* _Task description_: Scan the material that follows. Copy every line containing the word "Degrees".

[Raw records]
»»
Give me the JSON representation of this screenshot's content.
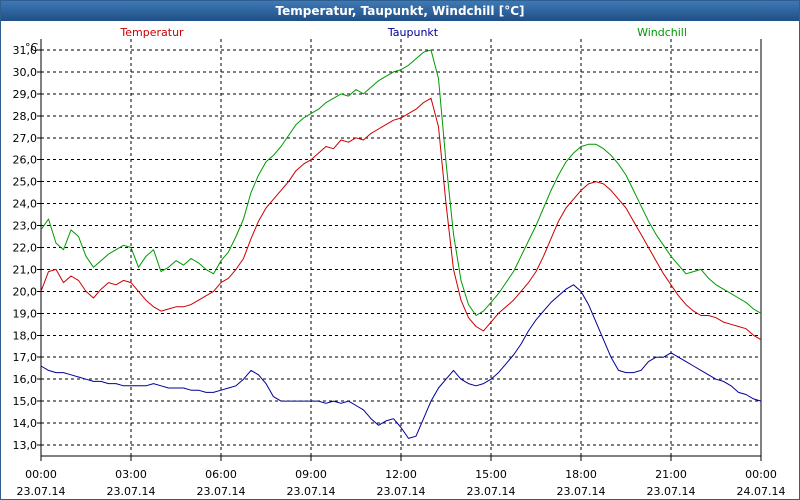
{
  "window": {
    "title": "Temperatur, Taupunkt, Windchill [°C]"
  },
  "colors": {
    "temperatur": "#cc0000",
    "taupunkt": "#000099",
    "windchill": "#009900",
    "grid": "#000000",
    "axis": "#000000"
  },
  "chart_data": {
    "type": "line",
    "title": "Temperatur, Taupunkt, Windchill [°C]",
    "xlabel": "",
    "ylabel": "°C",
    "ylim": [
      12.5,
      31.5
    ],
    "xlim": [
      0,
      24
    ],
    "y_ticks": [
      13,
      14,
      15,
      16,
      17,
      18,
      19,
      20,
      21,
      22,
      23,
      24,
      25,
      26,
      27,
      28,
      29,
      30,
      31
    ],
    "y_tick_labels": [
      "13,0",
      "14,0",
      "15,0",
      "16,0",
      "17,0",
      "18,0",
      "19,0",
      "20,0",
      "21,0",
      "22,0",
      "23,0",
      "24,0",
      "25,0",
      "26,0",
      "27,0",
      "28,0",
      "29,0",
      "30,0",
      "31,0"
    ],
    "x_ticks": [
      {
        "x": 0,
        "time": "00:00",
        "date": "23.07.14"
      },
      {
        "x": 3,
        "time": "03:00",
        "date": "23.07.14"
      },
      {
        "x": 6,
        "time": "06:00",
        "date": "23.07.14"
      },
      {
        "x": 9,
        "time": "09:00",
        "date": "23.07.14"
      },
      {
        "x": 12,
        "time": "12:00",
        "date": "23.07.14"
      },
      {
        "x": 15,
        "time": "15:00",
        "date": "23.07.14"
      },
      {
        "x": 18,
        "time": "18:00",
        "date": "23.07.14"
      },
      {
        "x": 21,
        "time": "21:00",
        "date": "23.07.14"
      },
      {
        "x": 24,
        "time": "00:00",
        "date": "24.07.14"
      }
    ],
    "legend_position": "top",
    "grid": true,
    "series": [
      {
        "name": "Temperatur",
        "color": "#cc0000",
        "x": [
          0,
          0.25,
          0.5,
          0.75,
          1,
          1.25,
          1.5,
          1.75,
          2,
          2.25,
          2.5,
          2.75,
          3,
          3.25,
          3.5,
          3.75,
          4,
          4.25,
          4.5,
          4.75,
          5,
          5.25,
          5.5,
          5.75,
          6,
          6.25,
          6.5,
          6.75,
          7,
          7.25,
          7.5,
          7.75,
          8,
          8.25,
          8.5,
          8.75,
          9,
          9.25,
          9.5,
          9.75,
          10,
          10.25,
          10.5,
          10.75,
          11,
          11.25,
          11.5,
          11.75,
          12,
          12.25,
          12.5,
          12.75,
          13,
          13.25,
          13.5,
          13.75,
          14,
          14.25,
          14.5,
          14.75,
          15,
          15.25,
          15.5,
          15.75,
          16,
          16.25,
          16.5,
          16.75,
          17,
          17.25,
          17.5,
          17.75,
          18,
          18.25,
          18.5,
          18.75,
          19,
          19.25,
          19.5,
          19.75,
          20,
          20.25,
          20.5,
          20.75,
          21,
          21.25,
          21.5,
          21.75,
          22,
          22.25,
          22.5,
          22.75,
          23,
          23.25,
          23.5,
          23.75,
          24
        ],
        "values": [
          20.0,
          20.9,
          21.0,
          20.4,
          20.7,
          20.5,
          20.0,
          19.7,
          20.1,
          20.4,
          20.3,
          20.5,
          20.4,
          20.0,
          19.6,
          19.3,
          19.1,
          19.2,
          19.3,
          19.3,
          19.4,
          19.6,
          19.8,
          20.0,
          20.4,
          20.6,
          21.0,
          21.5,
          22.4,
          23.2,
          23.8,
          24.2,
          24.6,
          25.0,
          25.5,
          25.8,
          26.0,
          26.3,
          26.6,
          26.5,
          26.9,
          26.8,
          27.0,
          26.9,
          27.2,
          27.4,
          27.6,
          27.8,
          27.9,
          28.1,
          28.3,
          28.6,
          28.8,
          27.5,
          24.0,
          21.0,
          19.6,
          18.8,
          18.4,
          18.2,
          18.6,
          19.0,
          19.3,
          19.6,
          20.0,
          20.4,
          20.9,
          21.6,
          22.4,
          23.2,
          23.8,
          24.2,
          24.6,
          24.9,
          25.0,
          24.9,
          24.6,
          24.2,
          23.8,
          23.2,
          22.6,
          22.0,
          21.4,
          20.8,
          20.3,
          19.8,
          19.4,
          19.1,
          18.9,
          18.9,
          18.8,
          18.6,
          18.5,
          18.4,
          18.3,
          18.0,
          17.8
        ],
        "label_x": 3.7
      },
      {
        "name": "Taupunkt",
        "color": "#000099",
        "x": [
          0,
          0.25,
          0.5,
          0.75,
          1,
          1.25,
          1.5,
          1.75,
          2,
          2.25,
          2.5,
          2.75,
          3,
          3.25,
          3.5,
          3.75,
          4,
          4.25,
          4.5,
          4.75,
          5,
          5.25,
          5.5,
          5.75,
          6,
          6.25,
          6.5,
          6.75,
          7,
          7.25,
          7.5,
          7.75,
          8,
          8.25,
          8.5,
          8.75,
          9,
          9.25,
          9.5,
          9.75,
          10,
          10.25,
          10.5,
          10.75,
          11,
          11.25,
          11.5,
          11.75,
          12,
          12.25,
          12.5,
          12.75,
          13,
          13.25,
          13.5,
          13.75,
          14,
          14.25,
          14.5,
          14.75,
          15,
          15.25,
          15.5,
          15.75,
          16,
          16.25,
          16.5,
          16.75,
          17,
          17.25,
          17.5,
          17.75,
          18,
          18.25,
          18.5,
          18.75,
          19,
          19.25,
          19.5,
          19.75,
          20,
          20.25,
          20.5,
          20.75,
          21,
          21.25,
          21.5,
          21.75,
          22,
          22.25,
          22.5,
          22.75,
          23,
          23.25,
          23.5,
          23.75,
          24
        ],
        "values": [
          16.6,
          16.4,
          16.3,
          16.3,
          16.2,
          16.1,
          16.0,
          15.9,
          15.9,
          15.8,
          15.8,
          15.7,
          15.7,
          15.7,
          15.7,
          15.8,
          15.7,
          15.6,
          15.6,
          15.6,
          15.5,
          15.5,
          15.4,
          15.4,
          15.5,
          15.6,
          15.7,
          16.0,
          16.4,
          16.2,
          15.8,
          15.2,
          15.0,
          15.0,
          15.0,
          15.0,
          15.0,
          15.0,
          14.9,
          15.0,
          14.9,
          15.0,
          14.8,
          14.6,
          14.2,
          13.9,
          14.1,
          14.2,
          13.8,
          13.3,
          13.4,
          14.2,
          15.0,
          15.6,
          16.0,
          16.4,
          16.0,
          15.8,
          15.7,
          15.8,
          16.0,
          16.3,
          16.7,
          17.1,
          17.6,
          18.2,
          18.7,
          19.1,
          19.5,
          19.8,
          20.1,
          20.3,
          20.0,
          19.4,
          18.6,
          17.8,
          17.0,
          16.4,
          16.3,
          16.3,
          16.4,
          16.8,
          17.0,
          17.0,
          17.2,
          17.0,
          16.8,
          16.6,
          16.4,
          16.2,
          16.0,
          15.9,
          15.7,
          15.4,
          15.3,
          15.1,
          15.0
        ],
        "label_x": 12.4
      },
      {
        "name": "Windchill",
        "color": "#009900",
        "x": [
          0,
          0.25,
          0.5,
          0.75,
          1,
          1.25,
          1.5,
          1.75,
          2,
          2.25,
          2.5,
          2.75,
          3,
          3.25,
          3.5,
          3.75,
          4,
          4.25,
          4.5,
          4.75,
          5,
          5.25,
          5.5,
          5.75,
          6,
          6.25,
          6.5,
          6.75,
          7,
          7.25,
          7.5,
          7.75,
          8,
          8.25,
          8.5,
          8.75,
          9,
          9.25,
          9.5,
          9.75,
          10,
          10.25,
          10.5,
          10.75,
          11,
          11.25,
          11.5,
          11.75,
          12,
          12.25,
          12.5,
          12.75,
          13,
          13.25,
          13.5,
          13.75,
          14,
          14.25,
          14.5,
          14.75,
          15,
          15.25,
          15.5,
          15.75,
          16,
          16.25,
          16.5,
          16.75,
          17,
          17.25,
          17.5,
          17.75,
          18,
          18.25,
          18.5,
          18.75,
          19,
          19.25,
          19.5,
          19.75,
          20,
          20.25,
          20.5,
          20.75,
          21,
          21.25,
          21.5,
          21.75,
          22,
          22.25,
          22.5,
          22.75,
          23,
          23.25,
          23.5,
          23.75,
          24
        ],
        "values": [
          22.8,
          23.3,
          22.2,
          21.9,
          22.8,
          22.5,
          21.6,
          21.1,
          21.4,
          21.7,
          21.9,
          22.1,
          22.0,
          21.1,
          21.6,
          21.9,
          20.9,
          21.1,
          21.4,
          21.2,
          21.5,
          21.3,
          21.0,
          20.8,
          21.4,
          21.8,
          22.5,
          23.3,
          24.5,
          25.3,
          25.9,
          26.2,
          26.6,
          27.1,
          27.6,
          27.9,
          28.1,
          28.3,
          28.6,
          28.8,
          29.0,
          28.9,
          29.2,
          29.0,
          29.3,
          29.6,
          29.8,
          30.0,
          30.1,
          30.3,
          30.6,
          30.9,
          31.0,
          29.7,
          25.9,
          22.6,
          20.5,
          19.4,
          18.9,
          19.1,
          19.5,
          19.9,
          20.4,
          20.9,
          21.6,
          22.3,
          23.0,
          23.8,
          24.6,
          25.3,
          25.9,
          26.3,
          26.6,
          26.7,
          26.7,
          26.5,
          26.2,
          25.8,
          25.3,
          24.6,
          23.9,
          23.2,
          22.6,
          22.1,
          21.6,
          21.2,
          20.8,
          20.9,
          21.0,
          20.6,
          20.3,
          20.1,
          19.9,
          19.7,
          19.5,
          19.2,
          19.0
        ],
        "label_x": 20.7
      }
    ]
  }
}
««
»»
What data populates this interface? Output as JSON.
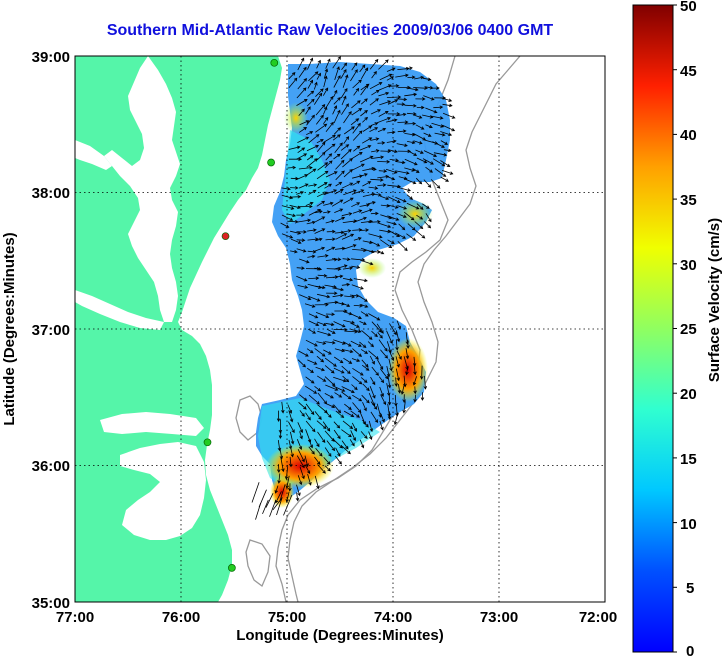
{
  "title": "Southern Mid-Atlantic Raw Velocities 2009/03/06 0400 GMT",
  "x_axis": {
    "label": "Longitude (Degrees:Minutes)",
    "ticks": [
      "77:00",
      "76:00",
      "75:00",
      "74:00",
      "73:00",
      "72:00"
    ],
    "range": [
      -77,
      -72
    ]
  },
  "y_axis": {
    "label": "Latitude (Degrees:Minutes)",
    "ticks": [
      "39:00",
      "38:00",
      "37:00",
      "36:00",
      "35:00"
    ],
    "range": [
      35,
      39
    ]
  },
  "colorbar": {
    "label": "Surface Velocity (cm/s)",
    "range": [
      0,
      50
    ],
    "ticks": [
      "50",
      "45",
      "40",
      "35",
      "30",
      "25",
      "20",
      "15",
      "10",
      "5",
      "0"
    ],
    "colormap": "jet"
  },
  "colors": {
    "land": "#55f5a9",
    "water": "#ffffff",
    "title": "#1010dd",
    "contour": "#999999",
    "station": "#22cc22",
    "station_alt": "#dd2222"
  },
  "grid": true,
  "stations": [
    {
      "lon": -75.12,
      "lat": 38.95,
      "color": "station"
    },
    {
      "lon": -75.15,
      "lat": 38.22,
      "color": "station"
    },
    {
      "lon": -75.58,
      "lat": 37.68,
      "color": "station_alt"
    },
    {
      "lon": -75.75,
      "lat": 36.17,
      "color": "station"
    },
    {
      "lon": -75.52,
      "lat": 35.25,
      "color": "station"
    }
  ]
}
««
* _Task answer_:
    "label": "Longitude (Degrees:Minutes)",
    "label": "Latitude (Degrees:Minutes)",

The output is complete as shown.